How many of the lines that follow contain the word "your"? Give only the number.

### Extracted data entries
====
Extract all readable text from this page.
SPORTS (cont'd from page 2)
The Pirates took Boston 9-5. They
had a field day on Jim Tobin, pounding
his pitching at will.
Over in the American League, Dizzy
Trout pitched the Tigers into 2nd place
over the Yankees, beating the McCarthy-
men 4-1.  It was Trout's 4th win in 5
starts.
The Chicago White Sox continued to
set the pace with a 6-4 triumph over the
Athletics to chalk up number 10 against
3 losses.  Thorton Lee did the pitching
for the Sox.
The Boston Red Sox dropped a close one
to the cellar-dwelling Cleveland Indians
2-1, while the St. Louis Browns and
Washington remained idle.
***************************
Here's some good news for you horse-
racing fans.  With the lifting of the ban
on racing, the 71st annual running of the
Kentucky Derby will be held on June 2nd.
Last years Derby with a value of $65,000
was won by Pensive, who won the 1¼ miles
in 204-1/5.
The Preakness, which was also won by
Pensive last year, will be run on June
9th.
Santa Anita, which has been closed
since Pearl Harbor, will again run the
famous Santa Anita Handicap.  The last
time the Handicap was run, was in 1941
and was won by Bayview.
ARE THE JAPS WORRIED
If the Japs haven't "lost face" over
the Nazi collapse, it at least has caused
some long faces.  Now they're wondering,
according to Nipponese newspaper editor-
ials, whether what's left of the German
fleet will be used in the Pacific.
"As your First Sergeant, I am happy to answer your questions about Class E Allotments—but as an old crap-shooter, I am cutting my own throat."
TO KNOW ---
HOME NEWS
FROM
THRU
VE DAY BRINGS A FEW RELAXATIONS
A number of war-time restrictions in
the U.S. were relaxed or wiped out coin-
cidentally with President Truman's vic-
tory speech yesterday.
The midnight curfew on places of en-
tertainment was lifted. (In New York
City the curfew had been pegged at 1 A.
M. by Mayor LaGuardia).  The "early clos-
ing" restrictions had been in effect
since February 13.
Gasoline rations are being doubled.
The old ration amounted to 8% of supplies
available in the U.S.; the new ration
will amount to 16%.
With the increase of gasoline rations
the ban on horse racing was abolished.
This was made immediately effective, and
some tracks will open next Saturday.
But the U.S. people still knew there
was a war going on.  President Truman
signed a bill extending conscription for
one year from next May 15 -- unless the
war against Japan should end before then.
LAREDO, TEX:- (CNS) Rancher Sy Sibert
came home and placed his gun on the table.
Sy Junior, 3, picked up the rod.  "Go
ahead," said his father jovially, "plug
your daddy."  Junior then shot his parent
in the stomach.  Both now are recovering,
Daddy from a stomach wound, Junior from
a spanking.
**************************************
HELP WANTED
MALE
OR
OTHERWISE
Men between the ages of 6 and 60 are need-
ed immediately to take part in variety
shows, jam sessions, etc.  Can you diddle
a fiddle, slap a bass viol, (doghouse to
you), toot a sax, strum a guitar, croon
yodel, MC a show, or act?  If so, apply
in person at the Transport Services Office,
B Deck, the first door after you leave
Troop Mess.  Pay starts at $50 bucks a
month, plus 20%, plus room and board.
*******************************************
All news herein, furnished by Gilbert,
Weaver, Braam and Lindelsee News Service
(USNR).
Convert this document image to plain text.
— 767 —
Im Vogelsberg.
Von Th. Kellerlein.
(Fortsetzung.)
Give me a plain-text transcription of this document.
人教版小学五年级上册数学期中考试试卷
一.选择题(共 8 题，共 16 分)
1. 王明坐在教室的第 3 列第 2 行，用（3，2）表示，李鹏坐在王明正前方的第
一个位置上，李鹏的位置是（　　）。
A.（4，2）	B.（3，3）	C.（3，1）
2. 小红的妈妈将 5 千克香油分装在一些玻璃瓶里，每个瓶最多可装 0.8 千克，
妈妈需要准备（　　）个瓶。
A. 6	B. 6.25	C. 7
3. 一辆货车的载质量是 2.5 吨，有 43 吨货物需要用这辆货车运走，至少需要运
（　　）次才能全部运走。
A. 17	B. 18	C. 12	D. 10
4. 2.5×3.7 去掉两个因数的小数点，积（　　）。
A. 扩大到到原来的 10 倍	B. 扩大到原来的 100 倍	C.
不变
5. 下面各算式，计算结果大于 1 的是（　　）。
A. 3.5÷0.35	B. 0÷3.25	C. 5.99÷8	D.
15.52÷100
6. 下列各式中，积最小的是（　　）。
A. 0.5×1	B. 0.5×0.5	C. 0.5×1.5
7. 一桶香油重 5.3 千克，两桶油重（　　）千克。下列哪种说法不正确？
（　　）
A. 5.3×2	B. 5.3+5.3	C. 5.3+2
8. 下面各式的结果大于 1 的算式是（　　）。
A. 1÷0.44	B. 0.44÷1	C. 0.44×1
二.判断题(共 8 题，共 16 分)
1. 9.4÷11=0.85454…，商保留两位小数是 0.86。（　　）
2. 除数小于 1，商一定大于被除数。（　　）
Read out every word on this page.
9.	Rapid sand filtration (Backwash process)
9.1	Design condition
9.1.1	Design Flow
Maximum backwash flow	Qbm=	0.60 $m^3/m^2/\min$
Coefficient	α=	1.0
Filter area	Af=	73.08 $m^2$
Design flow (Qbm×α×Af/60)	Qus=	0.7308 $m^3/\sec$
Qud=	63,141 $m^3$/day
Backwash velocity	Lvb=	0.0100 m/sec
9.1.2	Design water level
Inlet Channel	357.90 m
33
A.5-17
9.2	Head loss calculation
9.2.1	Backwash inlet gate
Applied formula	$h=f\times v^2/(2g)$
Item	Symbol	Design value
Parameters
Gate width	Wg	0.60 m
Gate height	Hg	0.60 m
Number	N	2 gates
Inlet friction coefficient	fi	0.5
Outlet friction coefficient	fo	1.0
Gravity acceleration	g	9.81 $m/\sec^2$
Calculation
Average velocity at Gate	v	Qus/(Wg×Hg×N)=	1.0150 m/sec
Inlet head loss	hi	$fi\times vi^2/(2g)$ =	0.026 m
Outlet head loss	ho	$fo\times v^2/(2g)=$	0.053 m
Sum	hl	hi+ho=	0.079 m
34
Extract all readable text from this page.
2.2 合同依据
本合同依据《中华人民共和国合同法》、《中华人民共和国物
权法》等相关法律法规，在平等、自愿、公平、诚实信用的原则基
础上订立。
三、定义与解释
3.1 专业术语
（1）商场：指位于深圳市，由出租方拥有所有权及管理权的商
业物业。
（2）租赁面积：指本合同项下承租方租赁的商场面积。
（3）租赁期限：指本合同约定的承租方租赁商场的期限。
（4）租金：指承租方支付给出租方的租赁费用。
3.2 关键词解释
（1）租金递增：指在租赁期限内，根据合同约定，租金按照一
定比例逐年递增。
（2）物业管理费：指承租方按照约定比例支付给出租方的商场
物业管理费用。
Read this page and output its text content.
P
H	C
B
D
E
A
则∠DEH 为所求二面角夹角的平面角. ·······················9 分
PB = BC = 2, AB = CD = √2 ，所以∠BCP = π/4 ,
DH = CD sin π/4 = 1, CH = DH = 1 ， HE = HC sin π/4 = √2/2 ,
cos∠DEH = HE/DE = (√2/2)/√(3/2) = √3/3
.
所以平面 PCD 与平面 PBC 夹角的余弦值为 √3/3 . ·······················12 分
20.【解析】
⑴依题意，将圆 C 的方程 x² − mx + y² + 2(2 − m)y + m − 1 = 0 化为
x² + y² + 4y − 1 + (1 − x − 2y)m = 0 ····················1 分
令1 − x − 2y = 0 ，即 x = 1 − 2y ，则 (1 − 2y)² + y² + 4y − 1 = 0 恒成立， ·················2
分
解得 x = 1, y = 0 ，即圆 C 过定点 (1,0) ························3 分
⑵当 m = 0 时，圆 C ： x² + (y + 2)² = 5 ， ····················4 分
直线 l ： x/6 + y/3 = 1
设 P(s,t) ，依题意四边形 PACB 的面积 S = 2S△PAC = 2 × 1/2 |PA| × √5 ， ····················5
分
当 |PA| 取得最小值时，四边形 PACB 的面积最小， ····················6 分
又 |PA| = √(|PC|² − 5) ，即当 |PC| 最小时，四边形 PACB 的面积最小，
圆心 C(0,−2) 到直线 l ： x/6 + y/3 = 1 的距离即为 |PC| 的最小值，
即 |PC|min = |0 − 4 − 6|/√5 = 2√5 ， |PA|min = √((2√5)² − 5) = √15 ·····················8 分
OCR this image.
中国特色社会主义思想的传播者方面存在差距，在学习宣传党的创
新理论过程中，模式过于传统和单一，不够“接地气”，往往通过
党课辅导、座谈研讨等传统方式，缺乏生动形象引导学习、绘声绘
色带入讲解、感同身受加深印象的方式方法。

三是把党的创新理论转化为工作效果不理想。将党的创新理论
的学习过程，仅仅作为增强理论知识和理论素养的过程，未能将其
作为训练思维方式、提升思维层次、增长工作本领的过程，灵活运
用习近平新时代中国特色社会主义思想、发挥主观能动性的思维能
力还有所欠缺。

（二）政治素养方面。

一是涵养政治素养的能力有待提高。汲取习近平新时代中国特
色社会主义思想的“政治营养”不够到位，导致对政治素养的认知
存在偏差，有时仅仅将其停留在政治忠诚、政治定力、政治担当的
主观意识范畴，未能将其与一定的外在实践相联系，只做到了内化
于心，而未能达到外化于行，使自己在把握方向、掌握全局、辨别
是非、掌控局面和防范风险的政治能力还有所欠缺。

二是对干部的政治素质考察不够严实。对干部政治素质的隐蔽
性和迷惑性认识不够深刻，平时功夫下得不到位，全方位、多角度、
====
### Answer to this task
2